AIM OF THE TASK: Without altering anything, repeat each of the records.

══════

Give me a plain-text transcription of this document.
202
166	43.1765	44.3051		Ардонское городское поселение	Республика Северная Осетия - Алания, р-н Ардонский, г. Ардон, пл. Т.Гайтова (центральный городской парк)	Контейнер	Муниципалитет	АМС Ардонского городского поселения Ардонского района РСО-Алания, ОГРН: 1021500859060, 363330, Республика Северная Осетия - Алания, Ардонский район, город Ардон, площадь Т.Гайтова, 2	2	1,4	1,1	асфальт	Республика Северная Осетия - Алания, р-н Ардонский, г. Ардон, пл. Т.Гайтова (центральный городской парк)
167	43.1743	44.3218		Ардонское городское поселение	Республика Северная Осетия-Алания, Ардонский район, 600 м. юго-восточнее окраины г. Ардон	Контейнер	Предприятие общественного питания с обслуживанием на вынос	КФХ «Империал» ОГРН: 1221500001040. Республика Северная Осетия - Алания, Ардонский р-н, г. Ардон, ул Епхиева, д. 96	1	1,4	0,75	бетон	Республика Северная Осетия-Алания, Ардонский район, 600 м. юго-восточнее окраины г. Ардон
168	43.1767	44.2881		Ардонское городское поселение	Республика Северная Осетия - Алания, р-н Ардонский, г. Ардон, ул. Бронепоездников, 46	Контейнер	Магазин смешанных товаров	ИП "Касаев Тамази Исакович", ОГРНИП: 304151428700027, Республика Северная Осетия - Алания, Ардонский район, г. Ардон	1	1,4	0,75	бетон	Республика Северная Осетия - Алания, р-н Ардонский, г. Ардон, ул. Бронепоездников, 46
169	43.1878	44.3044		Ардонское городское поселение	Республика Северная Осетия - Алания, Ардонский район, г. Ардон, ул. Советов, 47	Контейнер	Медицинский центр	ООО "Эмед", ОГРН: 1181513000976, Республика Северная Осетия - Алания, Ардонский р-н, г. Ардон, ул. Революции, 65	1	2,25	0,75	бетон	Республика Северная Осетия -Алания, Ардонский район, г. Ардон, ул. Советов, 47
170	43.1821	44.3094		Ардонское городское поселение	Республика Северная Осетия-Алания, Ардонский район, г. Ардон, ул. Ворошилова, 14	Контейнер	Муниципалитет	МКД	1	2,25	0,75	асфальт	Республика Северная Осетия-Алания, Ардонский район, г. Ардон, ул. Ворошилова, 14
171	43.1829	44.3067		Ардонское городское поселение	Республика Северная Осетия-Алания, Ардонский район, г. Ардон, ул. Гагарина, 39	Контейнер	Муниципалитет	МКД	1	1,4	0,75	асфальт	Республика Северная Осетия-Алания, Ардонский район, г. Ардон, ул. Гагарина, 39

══════

EXERCISE SOLUTION:
Give me a plain-text transcription of this document.
202
166	43.1765	44.3051		Ардонское городское поселение	Республика Северная Осетия - Алания, р-н Ардонский, г. Ардон, пл. Т.Гайтова (центральный городской парк)	Контейнер	Муниципалитет	АМС Ардонского городского поселения Ардонского района РСО-Алания, ОГРН: 1021500859060, 363330, Республика Северная Осетия - Алания, Ардонский район, город Ардон, площадь Т.Гайтова, 2	2	1,4	1,1	асфальт	Республика Северная Осетия - Алания, р-н Ардонский, г. Ардон, пл. Т.Гайтова (центральный городской парк)
167	43.1743	44.3218		Ардонское городское поселение	Республика Северная Осетия-Алания, Ардонский район, 600 м. юго-восточнее окраины г. Ардон	Контейнер	Предприятие общественного питания с обслуживанием на вынос	КФХ «Империал» ОГРН: 1221500001040. Республика Северная Осетия - Алания, Ардонский р-н, г. Ардон, ул Епхиева, д. 96	1	1,4	0,75	бетон	Республика Северная Осетия-Алания, Ардонский район, 600 м. юго-восточнее окраины г. Ардон
168	43.1767	44.2881		Ардонское городское поселение	Республика Северная Осетия - Алания, р-н Ардонский, г. Ардон, ул. Бронепоездников, 46	Контейнер	Магазин смешанных товаров	ИП "Касаев Тамази Исакович", ОГРНИП: 304151428700027, Республика Северная Осетия - Алания, Ардонский район, г. Ардон	1	1,4	0,75	бетон	Республика Северная Осетия - Алания, р-н Ардонский, г. Ардон, ул. Бронепоездников, 46
169	43.1878	44.3044		Ардонское городское поселение	Республика Северная Осетия - Алания, Ардонский район, г. Ардон, ул. Советов, 47	Контейнер	Медицинский центр	ООО "Эмед", ОГРН: 1181513000976, Республика Северная Осетия - Алания, Ардонский р-н, г. Ардон, ул. Революции, 65	1	2,25	0,75	бетон	Республика Северная Осетия -Алания, Ардонский район, г. Ардон, ул. Советов, 47
170	43.1821	44.3094		Ардонское городское поселение	Республика Северная Осетия-Алания, Ардонский район, г. Ардон, ул. Ворошилова, 14	Контейнер	Муниципалитет	МКД	1	2,25	0,75	асфальт	Республика Северная Осетия-Алания, Ардонский район, г. Ардон, ул. Ворошилова, 14
171	43.1829	44.3067		Ардонское городское поселение	Республика Северная Осетия-Алания, Ардонский район, г. Ардон, ул. Гагарина, 39	Контейнер	Муниципалитет	МКД	1	1,4	0,75	асфальт	Республика Северная Осетия-Алания, Ардонский район, г. Ардон, ул. Гагарина, 39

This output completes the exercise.